■ **LISTING**
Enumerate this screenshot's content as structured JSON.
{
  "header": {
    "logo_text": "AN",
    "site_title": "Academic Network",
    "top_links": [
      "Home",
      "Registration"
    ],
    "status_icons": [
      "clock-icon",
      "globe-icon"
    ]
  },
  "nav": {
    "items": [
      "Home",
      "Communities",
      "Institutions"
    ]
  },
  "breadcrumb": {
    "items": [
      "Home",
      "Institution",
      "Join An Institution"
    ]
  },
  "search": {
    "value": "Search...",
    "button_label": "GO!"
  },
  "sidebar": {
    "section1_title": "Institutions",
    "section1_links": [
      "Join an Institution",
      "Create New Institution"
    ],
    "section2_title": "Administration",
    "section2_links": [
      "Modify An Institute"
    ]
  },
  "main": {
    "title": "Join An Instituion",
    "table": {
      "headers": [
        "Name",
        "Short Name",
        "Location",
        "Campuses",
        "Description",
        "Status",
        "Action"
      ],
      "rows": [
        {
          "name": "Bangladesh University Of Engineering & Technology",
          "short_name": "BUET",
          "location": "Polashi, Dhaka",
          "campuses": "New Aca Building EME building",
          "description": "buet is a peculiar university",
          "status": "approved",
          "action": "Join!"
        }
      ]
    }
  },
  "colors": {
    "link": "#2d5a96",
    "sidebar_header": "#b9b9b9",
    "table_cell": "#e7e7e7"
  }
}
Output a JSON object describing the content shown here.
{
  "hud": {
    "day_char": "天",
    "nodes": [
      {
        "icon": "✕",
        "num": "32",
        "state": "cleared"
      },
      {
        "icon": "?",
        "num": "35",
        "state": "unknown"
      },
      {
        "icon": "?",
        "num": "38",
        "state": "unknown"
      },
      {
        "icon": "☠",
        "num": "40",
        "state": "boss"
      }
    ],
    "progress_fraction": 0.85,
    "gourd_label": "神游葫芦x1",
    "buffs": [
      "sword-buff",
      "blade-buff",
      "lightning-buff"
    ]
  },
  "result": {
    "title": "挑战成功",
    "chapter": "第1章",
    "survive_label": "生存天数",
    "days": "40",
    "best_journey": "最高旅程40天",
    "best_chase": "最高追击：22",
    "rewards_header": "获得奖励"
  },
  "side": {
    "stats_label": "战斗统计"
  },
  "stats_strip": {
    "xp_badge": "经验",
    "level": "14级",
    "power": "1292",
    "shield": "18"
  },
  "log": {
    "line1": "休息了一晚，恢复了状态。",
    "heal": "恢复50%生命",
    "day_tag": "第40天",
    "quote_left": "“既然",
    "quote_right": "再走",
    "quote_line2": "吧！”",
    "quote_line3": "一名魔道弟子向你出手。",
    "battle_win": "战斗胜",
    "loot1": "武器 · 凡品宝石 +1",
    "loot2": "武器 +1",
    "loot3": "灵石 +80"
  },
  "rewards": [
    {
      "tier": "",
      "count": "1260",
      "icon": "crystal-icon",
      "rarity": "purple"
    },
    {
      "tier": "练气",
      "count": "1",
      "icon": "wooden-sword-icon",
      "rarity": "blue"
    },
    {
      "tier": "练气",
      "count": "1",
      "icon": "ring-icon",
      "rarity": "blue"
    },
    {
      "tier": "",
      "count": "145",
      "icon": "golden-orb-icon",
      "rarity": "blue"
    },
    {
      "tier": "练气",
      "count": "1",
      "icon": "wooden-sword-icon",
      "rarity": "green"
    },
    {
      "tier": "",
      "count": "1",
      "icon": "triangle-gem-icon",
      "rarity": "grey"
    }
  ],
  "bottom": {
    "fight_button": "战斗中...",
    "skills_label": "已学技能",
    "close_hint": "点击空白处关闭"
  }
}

■ **TASK OBJECTIVE**
Report how many lines in the records hold the word "JSON", giving the number and nothing else.

■ **REPLY**
2